GIVEN INSTRUCTION: Read through the entries below and return each line with the word "Personen".

MATERIAL FOR THIS EXERCISE:
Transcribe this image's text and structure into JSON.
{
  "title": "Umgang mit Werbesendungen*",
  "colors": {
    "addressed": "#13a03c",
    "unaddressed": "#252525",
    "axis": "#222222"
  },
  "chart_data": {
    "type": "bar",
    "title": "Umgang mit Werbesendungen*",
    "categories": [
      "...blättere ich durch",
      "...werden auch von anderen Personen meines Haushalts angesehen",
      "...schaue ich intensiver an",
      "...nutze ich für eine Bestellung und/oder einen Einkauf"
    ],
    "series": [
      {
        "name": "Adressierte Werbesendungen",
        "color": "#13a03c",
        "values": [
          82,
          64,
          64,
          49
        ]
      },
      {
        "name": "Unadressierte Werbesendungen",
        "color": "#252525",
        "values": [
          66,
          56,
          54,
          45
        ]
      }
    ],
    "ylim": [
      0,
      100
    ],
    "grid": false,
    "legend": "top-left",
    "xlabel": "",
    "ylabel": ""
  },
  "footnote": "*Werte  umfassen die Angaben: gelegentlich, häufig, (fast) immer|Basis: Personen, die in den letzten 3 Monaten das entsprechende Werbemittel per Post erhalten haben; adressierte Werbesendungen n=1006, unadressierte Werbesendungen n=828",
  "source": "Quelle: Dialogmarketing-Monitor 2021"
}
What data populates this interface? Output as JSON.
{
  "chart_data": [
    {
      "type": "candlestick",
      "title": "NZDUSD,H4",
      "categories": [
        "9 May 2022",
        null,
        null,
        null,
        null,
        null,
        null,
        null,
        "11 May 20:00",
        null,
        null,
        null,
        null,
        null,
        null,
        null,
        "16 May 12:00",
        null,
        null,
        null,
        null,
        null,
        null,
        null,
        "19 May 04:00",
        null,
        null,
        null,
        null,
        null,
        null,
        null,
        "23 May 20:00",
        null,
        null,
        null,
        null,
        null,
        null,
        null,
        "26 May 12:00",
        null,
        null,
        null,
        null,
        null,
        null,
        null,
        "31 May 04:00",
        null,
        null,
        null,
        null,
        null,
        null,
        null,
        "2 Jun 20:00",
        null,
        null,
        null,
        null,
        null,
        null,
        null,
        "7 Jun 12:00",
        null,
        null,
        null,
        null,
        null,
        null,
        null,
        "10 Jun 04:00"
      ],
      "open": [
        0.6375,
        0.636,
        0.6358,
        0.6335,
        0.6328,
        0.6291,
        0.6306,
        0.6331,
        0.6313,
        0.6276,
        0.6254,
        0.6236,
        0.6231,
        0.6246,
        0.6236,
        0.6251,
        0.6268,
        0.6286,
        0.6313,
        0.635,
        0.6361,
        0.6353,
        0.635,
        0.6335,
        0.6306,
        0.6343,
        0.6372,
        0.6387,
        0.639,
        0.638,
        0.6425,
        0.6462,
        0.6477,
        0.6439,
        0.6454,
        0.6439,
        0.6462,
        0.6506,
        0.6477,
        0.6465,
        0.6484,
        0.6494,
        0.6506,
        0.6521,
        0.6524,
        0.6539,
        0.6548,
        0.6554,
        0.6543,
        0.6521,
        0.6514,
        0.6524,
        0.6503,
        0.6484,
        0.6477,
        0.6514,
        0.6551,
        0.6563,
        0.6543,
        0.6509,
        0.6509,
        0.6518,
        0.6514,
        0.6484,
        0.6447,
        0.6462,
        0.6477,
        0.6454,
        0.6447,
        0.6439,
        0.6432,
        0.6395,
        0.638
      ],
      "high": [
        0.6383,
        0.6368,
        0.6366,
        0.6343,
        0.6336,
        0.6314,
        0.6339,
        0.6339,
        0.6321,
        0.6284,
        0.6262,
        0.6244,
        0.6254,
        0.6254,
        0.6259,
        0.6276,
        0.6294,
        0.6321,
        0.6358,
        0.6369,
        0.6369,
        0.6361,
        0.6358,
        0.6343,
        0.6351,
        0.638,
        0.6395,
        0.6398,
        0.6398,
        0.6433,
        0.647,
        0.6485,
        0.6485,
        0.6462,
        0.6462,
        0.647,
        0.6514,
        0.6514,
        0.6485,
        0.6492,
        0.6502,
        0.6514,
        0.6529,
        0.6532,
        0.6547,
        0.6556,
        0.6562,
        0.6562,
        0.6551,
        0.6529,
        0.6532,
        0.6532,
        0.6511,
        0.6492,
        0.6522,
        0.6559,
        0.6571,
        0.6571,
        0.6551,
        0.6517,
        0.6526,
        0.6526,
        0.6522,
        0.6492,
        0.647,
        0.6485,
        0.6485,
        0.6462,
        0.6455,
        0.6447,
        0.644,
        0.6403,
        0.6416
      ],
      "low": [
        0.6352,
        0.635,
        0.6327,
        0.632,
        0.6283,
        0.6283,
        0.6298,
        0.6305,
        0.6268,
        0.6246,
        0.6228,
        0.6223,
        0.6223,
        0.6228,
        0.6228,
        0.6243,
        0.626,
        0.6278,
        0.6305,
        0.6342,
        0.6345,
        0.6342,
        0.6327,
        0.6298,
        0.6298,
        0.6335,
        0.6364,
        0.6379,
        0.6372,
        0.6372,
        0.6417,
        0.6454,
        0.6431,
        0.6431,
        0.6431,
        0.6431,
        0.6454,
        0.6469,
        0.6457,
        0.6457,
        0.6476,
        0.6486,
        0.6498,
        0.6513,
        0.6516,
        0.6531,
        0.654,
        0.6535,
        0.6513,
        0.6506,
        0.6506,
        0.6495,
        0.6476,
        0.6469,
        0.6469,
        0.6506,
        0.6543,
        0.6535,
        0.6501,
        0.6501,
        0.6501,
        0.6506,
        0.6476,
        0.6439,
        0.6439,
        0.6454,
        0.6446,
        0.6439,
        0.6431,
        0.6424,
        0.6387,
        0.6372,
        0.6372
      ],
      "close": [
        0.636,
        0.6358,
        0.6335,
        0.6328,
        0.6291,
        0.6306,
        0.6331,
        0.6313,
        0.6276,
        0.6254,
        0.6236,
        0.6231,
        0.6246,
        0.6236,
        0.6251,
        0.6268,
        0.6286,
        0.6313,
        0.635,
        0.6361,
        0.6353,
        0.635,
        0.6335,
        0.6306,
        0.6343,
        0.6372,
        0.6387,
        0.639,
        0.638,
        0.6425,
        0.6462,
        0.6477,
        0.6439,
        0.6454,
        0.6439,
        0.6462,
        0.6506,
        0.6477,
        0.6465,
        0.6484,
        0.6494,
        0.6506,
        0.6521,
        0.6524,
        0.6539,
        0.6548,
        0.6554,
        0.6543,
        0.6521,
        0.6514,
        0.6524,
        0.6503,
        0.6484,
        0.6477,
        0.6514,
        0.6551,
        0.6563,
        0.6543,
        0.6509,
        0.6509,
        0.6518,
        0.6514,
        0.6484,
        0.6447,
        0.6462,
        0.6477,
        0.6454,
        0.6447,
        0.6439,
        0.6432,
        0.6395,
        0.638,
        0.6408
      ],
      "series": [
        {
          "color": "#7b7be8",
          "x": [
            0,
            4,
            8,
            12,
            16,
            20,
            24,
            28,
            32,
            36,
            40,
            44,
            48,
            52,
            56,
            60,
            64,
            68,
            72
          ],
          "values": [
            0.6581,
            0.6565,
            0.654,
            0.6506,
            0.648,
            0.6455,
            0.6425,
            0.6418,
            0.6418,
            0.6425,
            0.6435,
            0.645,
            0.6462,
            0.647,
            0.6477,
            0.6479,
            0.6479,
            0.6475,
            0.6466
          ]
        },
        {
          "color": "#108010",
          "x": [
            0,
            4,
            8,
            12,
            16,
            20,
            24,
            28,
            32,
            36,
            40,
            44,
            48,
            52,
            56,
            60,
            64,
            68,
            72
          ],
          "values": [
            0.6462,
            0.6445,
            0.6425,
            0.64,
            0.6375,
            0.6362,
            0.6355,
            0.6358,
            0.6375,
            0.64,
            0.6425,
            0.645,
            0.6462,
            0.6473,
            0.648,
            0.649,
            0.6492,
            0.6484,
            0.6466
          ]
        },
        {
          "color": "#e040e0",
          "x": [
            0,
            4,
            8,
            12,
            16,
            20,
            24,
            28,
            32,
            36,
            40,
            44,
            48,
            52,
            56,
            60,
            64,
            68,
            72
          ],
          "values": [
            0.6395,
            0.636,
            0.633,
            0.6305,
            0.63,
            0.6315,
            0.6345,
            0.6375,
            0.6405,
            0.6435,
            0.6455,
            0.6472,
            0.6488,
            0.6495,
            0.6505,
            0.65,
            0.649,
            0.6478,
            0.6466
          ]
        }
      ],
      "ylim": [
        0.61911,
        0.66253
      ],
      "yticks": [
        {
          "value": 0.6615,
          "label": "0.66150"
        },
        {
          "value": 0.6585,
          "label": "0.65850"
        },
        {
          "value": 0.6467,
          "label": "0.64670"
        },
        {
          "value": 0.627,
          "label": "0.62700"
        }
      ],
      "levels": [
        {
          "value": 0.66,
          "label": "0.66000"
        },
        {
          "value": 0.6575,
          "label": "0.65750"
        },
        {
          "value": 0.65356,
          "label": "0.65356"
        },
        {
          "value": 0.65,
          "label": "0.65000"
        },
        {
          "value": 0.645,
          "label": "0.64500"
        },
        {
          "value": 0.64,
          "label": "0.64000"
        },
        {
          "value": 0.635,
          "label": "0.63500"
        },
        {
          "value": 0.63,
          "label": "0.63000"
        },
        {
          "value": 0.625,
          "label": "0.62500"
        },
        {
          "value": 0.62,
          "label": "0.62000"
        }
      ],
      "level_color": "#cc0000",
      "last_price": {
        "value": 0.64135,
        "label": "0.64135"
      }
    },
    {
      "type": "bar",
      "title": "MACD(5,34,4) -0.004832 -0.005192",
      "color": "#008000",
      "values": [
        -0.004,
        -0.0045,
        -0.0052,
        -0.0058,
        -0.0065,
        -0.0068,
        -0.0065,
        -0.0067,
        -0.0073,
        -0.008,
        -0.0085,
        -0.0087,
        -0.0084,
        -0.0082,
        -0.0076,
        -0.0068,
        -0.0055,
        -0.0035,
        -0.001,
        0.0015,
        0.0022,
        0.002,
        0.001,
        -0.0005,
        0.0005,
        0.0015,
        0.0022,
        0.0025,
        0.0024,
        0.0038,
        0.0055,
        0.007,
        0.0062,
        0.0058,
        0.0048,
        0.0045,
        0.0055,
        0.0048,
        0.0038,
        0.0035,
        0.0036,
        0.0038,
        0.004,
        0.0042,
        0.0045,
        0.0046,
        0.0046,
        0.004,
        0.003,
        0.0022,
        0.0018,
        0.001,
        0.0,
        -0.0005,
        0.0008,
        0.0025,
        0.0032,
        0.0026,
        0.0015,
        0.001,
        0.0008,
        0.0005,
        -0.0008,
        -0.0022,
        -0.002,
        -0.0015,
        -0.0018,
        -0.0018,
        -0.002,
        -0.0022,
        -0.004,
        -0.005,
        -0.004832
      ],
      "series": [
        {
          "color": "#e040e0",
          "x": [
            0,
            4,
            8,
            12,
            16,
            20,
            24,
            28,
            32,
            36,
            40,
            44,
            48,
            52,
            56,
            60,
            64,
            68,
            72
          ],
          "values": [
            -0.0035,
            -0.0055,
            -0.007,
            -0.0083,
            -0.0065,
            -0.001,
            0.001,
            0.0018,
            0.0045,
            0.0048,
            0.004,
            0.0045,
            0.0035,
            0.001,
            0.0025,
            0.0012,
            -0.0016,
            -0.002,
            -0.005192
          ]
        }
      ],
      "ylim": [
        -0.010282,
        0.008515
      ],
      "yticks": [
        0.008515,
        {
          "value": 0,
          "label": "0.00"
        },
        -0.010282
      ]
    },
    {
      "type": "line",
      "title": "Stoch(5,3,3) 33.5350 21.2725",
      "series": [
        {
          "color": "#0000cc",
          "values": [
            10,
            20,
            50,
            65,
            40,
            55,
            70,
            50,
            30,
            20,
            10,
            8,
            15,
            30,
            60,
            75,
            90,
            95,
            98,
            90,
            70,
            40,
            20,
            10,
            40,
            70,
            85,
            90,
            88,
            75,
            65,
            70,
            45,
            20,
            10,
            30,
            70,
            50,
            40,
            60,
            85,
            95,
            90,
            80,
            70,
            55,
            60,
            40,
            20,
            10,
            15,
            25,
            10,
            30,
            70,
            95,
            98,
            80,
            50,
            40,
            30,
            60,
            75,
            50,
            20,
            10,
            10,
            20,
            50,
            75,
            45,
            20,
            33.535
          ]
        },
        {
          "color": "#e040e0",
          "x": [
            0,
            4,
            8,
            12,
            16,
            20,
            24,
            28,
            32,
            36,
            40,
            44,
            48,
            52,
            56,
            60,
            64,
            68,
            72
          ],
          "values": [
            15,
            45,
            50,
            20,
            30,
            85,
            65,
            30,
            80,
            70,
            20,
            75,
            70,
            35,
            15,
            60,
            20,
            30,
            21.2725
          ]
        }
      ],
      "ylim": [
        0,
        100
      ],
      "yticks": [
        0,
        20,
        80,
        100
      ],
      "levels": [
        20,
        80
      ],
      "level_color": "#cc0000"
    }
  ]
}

PROBLEM SOLUTION:
      "...werden auch von anderen Personen meines Haushalts angesehen",
  "footnote": "*Werte  umfassen die Angaben: gelegentlich, häufig, (fast) immer|Basis: Personen, die in den letzten 3 Monaten das entsprechende Werbemittel per Post erhalten haben; adressierte Werbesendungen n=1006, unadressierte Werbesendungen n=828",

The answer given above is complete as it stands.